[Dataset items]
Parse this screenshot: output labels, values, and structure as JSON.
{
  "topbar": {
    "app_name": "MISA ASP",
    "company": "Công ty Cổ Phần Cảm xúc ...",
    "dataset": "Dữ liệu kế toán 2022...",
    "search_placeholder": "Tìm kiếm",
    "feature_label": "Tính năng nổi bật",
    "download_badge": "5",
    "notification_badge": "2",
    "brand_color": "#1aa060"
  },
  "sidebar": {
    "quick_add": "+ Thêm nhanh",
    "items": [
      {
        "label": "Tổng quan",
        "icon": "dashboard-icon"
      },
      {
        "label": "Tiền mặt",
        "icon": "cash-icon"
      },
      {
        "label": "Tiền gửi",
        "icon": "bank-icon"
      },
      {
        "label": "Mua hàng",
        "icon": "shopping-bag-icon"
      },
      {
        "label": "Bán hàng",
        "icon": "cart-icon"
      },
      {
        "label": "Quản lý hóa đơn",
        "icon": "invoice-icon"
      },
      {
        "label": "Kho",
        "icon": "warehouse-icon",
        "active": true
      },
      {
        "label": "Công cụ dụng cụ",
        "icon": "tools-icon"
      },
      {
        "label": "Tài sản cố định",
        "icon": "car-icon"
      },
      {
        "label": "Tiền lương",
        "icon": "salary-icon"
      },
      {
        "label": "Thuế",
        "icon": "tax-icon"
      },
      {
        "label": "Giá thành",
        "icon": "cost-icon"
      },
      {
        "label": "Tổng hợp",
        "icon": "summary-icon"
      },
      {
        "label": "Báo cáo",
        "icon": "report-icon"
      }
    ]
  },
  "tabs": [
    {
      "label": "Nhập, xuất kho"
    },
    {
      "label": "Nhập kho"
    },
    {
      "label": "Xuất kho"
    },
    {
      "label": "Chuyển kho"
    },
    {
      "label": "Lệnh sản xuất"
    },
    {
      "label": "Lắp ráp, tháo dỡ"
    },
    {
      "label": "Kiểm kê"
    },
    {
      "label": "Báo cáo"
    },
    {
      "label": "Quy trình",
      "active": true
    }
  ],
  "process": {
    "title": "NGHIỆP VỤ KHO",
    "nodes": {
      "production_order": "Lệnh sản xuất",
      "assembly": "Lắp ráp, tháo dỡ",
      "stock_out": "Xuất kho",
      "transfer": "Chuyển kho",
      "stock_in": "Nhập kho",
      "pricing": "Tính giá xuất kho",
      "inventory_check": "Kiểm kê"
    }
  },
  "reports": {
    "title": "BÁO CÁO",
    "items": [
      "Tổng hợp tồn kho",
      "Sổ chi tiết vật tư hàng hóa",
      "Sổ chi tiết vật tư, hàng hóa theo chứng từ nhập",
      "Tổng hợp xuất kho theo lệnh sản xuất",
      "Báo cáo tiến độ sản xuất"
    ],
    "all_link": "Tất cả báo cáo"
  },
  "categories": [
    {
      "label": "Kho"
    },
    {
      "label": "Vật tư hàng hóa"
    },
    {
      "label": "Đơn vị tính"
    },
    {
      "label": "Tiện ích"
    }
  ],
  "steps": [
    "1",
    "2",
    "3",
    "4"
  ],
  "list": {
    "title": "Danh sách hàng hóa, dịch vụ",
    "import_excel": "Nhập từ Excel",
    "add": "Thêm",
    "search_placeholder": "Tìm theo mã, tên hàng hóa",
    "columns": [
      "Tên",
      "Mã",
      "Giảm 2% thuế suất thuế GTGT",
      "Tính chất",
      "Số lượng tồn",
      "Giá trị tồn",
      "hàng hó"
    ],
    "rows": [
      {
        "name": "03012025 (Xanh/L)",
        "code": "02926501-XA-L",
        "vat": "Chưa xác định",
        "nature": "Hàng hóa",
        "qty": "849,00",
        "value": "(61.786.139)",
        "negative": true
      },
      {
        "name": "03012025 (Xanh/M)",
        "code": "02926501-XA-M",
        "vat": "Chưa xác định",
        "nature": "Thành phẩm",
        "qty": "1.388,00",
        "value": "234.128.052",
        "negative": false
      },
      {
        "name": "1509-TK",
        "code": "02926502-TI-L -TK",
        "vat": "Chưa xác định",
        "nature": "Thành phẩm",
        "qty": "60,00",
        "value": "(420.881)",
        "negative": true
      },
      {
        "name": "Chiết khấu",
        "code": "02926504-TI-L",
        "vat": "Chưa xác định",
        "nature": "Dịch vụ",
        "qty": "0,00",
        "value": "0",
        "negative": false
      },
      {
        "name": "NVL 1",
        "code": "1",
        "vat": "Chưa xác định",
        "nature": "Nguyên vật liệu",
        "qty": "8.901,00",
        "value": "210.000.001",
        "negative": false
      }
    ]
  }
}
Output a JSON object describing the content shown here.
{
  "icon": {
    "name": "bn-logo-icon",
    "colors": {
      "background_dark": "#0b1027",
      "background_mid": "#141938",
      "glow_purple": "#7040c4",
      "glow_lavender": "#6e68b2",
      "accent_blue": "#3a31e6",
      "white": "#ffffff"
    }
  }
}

- [PROBLEM]
Take the material above and return all of it exactly.

- [WORKED ANSWER]
Parse this screenshot: output labels, values, and structure as JSON.
{
  "topbar": {
    "app_name": "MISA ASP",
    "company": "Công ty Cổ Phần Cảm xúc ...",
    "dataset": "Dữ liệu kế toán 2022...",
    "search_placeholder": "Tìm kiếm",
    "feature_label": "Tính năng nổi bật",
    "download_badge": "5",
    "notification_badge": "2",
    "brand_color": "#1aa060"
  },
  "sidebar": {
    "quick_add": "+ Thêm nhanh",
    "items": [
      {
        "label": "Tổng quan",
        "icon": "dashboard-icon"
      },
      {
        "label": "Tiền mặt",
        "icon": "cash-icon"
      },
      {
        "label": "Tiền gửi",
        "icon": "bank-icon"
      },
      {
        "label": "Mua hàng",
        "icon": "shopping-bag-icon"
      },
      {
        "label": "Bán hàng",
        "icon": "cart-icon"
      },
      {
        "label": "Quản lý hóa đơn",
        "icon": "invoice-icon"
      },
      {
        "label": "Kho",
        "icon": "warehouse-icon",
        "active": true
      },
      {
        "label": "Công cụ dụng cụ",
        "icon": "tools-icon"
      },
      {
        "label": "Tài sản cố định",
        "icon": "car-icon"
      },
      {
        "label": "Tiền lương",
        "icon": "salary-icon"
      },
      {
        "label": "Thuế",
        "icon": "tax-icon"
      },
      {
        "label": "Giá thành",
        "icon": "cost-icon"
      },
      {
        "label": "Tổng hợp",
        "icon": "summary-icon"
      },
      {
        "label": "Báo cáo",
        "icon": "report-icon"
      }
    ]
  },
  "tabs": [
    {
      "label": "Nhập, xuất kho"
    },
    {
      "label": "Nhập kho"
    },
    {
      "label": "Xuất kho"
    },
    {
      "label": "Chuyển kho"
    },
    {
      "label": "Lệnh sản xuất"
    },
    {
      "label": "Lắp ráp, tháo dỡ"
    },
    {
      "label": "Kiểm kê"
    },
    {
      "label": "Báo cáo"
    },
    {
      "label": "Quy trình",
      "active": true
    }
  ],
  "process": {
    "title": "NGHIỆP VỤ KHO",
    "nodes": {
      "production_order": "Lệnh sản xuất",
      "assembly": "Lắp ráp, tháo dỡ",
      "stock_out": "Xuất kho",
      "transfer": "Chuyển kho",
      "stock_in": "Nhập kho",
      "pricing": "Tính giá xuất kho",
      "inventory_check": "Kiểm kê"
    }
  },
  "reports": {
    "title": "BÁO CÁO",
    "items": [
      "Tổng hợp tồn kho",
      "Sổ chi tiết vật tư hàng hóa",
      "Sổ chi tiết vật tư, hàng hóa theo chứng từ nhập",
      "Tổng hợp xuất kho theo lệnh sản xuất",
      "Báo cáo tiến độ sản xuất"
    ],
    "all_link": "Tất cả báo cáo"
  },
  "categories": [
    {
      "label": "Kho"
    },
    {
      "label": "Vật tư hàng hóa"
    },
    {
      "label": "Đơn vị tính"
    },
    {
      "label": "Tiện ích"
    }
  ],
  "steps": [
    "1",
    "2",
    "3",
    "4"
  ],
  "list": {
    "title": "Danh sách hàng hóa, dịch vụ",
    "import_excel": "Nhập từ Excel",
    "add": "Thêm",
    "search_placeholder": "Tìm theo mã, tên hàng hóa",
    "columns": [
      "Tên",
      "Mã",
      "Giảm 2% thuế suất thuế GTGT",
      "Tính chất",
      "Số lượng tồn",
      "Giá trị tồn",
      "hàng hó"
    ],
    "rows": [
      {
        "name": "03012025 (Xanh/L)",
        "code": "02926501-XA-L",
        "vat": "Chưa xác định",
        "nature": "Hàng hóa",
        "qty": "849,00",
        "value": "(61.786.139)",
        "negative": true
      },
      {
        "name": "03012025 (Xanh/M)",
        "code": "02926501-XA-M",
        "vat": "Chưa xác định",
        "nature": "Thành phẩm",
        "qty": "1.388,00",
        "value": "234.128.052",
        "negative": false
      },
      {
        "name": "1509-TK",
        "code": "02926502-TI-L -TK",
        "vat": "Chưa xác định",
        "nature": "Thành phẩm",
        "qty": "60,00",
        "value": "(420.881)",
        "negative": true
      },
      {
        "name": "Chiết khấu",
        "code": "02926504-TI-L",
        "vat": "Chưa xác định",
        "nature": "Dịch vụ",
        "qty": "0,00",
        "value": "0",
        "negative": false
      },
      {
        "name": "NVL 1",
        "code": "1",
        "vat": "Chưa xác định",
        "nature": "Nguyên vật liệu",
        "qty": "8.901,00",
        "value": "210.000.001",
        "negative": false
      }
    ]
  }
}
Output a JSON object describing the content shown here.
{
  "icon": {
    "name": "bn-logo-icon",
    "colors": {
      "background_dark": "#0b1027",
      "background_mid": "#141938",
      "glow_purple": "#7040c4",
      "glow_lavender": "#6e68b2",
      "accent_blue": "#3a31e6",
      "white": "#ffffff"
    }
  }
}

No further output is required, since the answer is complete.